[begin Given data]

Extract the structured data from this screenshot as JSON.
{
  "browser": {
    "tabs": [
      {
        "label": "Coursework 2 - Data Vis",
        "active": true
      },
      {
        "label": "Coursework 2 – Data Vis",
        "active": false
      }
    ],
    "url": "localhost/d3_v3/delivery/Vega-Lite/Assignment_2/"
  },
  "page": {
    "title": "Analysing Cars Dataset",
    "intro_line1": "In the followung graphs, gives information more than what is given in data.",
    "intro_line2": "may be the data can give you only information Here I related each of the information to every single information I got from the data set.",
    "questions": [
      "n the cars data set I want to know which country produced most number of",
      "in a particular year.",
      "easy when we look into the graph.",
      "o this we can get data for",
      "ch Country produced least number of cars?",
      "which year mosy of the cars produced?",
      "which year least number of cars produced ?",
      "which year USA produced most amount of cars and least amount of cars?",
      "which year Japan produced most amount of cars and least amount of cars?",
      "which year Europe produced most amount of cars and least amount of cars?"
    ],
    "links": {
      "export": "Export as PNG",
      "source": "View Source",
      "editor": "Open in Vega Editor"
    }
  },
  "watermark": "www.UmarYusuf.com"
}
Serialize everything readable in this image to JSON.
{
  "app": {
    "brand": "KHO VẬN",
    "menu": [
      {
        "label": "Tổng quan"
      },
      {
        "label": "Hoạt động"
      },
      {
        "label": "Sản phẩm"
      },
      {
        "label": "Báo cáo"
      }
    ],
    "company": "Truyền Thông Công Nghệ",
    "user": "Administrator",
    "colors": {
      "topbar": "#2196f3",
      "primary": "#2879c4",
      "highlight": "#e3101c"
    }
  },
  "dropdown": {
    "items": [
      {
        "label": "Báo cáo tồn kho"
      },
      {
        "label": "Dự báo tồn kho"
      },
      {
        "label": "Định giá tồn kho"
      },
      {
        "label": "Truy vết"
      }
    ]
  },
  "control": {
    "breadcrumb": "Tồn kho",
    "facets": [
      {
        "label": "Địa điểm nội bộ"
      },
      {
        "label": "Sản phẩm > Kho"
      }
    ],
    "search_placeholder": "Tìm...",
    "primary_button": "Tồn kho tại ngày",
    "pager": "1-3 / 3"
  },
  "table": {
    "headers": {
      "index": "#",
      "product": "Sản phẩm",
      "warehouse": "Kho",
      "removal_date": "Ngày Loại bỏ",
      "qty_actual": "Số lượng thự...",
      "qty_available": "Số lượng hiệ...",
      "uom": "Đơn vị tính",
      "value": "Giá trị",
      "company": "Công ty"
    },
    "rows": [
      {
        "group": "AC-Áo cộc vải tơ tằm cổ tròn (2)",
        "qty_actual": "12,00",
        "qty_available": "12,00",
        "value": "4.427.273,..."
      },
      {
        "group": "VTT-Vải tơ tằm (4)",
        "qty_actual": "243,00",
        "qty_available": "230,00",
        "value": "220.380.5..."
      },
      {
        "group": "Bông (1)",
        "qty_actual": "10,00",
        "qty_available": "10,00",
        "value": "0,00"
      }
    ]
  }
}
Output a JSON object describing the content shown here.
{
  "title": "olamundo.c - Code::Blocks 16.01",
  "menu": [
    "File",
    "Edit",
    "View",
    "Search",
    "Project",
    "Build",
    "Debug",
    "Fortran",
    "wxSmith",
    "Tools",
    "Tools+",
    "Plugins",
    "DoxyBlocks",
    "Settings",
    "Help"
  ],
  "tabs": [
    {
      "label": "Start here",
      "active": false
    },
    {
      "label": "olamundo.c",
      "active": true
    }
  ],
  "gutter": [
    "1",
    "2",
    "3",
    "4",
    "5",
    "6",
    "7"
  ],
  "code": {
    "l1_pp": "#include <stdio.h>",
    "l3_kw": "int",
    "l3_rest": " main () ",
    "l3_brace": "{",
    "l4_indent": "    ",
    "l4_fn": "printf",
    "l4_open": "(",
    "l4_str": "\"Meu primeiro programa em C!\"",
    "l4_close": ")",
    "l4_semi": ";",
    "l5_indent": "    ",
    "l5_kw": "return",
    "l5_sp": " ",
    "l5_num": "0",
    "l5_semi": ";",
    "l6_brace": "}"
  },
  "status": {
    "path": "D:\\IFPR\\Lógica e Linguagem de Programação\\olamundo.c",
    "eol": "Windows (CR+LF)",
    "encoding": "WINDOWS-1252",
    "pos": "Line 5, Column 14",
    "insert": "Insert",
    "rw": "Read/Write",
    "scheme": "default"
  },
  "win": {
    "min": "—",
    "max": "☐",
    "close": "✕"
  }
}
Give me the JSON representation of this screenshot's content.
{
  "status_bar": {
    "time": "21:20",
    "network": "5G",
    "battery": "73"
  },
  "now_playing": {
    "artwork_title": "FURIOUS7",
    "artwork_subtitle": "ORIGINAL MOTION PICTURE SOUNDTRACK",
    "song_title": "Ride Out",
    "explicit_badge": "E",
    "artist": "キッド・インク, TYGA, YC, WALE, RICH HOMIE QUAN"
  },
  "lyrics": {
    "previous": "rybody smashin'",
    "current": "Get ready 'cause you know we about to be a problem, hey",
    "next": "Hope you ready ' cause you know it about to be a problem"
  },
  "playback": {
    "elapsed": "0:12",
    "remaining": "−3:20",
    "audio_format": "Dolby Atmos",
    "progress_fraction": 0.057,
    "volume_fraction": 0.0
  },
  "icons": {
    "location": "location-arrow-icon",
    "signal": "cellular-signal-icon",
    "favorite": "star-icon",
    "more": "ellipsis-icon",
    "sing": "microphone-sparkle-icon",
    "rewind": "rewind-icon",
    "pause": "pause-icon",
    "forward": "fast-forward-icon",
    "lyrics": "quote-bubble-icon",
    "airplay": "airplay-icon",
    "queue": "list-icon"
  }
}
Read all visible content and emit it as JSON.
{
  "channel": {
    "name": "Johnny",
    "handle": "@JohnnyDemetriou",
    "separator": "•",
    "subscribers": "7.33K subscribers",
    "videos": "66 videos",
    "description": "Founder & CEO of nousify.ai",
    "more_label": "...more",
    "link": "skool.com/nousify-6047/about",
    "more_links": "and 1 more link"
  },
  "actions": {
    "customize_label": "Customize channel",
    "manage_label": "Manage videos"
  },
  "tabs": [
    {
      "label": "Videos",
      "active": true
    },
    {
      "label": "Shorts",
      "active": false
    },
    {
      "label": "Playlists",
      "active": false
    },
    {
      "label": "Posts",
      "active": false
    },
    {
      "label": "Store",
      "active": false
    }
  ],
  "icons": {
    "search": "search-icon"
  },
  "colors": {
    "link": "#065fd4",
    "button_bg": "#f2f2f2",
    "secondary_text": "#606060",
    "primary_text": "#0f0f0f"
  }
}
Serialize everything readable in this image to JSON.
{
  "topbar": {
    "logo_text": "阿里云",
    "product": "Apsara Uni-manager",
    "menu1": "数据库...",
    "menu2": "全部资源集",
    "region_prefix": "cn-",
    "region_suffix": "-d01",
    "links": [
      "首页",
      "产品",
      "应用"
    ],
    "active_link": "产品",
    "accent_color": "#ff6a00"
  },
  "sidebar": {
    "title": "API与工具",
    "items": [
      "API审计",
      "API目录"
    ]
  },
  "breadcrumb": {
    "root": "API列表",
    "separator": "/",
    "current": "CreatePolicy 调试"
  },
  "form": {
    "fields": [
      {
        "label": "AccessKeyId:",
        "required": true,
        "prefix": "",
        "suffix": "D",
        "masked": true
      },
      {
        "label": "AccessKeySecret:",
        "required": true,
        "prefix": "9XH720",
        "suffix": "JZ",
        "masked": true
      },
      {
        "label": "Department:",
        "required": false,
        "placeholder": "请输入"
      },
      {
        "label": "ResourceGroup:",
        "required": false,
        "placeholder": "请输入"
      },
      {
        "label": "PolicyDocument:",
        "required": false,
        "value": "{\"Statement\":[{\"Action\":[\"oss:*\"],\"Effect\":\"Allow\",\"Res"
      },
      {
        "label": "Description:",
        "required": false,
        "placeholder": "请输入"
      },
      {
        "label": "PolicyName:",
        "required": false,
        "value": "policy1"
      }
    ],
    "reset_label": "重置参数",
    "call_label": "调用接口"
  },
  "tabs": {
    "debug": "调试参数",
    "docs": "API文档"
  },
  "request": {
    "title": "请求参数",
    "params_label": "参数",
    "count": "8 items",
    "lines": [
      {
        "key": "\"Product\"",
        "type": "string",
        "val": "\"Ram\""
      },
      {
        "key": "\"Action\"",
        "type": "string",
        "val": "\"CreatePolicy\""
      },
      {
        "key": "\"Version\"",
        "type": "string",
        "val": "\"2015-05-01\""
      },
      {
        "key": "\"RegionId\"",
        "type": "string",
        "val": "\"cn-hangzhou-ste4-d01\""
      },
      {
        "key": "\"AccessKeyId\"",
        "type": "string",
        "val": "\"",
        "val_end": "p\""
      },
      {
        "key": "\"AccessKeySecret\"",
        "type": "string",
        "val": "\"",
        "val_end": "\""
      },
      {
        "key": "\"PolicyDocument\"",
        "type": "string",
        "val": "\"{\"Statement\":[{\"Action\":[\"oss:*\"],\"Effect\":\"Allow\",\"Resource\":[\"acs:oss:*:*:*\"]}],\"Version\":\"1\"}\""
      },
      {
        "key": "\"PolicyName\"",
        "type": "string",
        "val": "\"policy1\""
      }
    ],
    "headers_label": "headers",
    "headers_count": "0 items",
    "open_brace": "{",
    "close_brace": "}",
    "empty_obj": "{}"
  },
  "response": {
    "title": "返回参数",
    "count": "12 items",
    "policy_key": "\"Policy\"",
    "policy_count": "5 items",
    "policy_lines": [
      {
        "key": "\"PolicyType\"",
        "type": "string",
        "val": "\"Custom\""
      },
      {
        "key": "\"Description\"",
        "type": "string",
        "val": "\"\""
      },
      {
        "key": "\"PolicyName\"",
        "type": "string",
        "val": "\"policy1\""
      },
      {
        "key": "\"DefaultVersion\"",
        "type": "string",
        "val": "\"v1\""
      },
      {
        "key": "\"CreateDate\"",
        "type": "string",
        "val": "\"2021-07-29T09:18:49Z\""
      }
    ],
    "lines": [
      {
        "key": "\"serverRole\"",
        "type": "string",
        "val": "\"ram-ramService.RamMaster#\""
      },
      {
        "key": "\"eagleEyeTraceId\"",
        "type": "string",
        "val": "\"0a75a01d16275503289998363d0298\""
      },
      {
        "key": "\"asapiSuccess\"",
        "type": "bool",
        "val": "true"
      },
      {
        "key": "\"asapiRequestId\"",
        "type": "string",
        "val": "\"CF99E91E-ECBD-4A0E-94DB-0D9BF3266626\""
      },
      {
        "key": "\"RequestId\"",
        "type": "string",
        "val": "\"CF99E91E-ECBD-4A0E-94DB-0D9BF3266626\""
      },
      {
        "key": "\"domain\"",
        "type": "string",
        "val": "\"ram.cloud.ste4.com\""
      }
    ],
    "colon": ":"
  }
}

[end Given data]

--- Instructions for the task ---
Where a line above contains the word "lượng", copy that line.

--- Answer to this problem ---
      "qty_actual": "Số lượng thự...",
      "qty_available": "Số lượng hiệ...",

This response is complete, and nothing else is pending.